Work instructions → Write out all the lines again, precisely as they stand, but without the images.

# START OF Given information

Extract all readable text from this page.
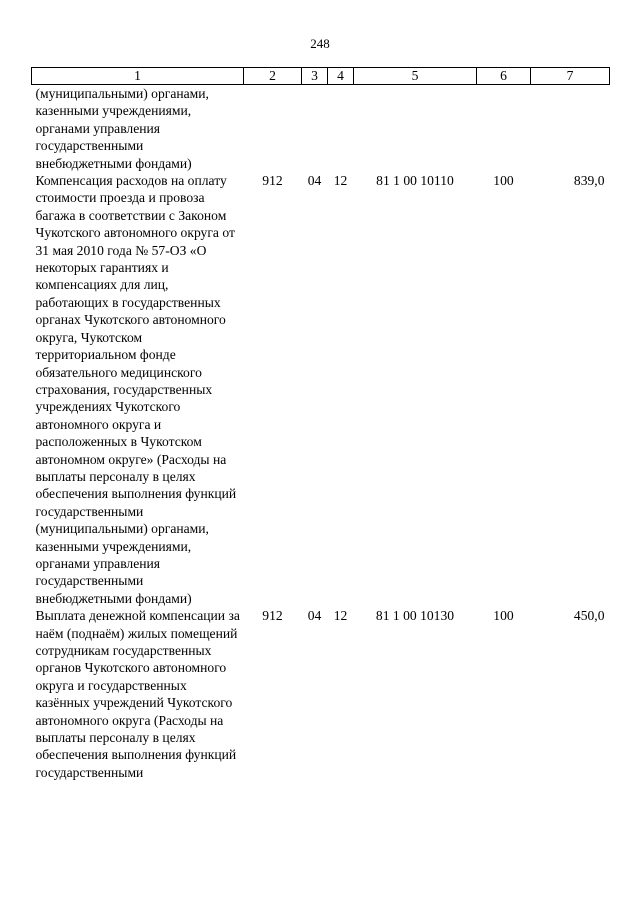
248
1	2	3	4	5	6	7
(муниципальными) органами, казенными учреждениями, органами управления государственными внебюджетными фондами)						
Компенсация расходов на оплату стоимости проезда и провоза багажа в соответствии с Законом Чукотского автономного округа от 31 мая 2010 года № 57-ОЗ «О некоторых гарантиях и компенсациях для лиц, работающих в государственных органах Чукотского автономного округа, Чукотском территориальном фонде обязательного медицинского страхования, государственных учреждениях Чукотского автономного округа и расположенных в Чукотском автономном округе» (Расходы на выплаты персоналу в целях обеспечения выполнения функций государственными (муниципальными) органами, казенными учреждениями, органами управления государственными внебюджетными фондами)	912	04	12	81 1 00 10110	100	839,0
Выплата денежной компенсации за наём (поднаём) жилых помещений сотрудникам государственных органов Чукотского автономного округа и государственных казённых учреждений Чукотского автономного округа (Расходы на выплаты персоналу в целях обеспечения выполнения функций государственными	912	04	12	81 1 00 10130	100	450,0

# END OF Given information

Solution to this exercise →
Extract all readable text from this page.
248
1	2	3	4	5	6	7
(муниципальными) органами, казенными учреждениями, органами управления государственными внебюджетными фондами)						
Компенсация расходов на оплату стоимости проезда и провоза багажа в соответствии с Законом Чукотского автономного округа от 31 мая 2010 года № 57-ОЗ «О некоторых гарантиях и компенсациях для лиц, работающих в государственных органах Чукотского автономного округа, Чукотском территориальном фонде обязательного медицинского страхования, государственных учреждениях Чукотского автономного округа и расположенных в Чукотском автономном округе» (Расходы на выплаты персоналу в целях обеспечения выполнения функций государственными (муниципальными) органами, казенными учреждениями, органами управления государственными внебюджетными фондами)	912	04	12	81 1 00 10110	100	839,0
Выплата денежной компенсации за наём (поднаём) жилых помещений сотрудникам государственных органов Чукотского автономного округа и государственных казённых учреждений Чукотского автономного округа (Расходы на выплаты персоналу в целях обеспечения выполнения функций государственными	912	04	12	81 1 00 10130	100	450,0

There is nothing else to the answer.